**SHORT PROBLEM 1**
Report, copying each one in full, every line of the records that contains the string "label".

Naturally, the eventual demise of Soviet influence in international affairs reinforced "American primacy" in world affairs and strengthened American power in almost all parts of the world. Conflict situations, whether bilateral or multilateral, awaited American input and resolution.1 The Arab-Israeli conflict was one such conflict that seemed to beg for American leadership and guidance in the search for diplomatic solutions.
Historically, while supporting the establishment of Israel in 1948, the Soviet Union had, by and large, upheld a solution to the Palestinian-Israeli conflict that would satisfy Palestinian minimal aspirations and Israeli security concerns. In 1988, Mikhail Gorbachev stated that the Palestinian people had the "right to self-determination" in the same measure as it was ensured for "the people of Israel."2 Nonetheless, given the enormity of changes in the wake of the unraveling of the Soviet Bloc in the 1980s, the former Communist power became increasingly less interested "in competing with the Americans" in areas related to the Middle East.3 Moscow's shift in its Middle East policy became more obvious during the second Gulf War (1991), when it indirectly backed the U.s.-led intervention in the Gulf. By doing so, Moscow was seemingly abandoning its responsibilities as a superpower in a vital region of the world.
The dissipation of Soviet power impacted negatively upon the Arabs as a party in the conflict with Israel. Those states in the Middle East that were termed "radical" suffered the loss of an ally and an important supplier of arms. Syria and the PLO, particularly, began to realize that a solution to the Arab-Israeli conflict would require U.S. resolve and leadership.4 The negative impact was also felt in Israeli-American relations. For example, Israel was no longer needed as a bulwark against Soviet influence in the Middle East. Although America kept its special relations with Israel, the Jewish state was no longer needed - at least not as much as before - to safeguard U.S. interests in the region. In fact, during the 1991 Gulf War, the interest in oil and the Gulf took precedence over Israel's value as a strategic ally.

**DATASET ENTRIES**
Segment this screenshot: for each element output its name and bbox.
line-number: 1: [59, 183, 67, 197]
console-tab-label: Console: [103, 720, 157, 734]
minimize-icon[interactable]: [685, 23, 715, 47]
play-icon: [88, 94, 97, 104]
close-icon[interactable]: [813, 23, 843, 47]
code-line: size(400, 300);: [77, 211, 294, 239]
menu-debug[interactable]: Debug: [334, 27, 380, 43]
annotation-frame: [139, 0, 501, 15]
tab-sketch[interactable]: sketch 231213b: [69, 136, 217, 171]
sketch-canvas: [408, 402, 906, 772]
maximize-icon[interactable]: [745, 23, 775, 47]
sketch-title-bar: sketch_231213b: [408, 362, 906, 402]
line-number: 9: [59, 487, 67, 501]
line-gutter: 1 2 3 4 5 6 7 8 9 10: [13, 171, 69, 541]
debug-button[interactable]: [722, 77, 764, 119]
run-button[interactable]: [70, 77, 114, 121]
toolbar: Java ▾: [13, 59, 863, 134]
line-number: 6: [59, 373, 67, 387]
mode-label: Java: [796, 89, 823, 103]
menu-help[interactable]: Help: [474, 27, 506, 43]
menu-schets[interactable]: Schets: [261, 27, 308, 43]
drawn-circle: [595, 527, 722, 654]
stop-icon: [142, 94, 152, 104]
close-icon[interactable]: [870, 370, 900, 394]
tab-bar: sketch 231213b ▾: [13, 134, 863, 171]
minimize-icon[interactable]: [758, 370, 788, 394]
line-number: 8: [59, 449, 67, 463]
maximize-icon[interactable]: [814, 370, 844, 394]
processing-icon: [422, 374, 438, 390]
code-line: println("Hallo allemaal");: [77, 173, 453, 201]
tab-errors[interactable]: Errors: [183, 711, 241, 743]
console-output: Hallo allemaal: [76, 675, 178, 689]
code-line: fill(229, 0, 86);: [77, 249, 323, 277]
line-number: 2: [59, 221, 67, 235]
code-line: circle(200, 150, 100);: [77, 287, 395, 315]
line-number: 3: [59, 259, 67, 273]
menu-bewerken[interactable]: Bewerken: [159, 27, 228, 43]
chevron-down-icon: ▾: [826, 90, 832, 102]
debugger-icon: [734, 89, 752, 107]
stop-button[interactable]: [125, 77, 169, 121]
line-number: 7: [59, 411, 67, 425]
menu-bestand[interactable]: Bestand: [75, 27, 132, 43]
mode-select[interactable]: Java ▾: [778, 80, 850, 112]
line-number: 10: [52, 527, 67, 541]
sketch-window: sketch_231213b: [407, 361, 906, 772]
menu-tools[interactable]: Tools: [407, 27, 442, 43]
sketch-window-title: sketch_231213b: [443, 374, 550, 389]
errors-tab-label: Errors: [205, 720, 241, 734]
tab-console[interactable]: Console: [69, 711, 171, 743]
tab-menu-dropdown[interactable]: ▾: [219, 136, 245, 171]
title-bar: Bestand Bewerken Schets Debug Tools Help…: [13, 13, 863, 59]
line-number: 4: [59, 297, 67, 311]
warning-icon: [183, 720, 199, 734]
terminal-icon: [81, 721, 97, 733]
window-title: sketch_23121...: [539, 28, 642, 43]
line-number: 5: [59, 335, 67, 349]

**SHORT PROBLEM 2**
List every word or phrase that appears in quotation marks in the passage on Soviet decline and the Arab-Israeli conflict.

**RESULT 1**
console-tab-label: Console: [103, 720, 157, 734]
mode-label: Java: [796, 89, 823, 103]
errors-tab-label: Errors: [205, 720, 241, 734]

**RESULT 2**
- "American primacy"
- "right to self-determination"
- "the people of Israel"
- "in competing with the Americans"
- "radical"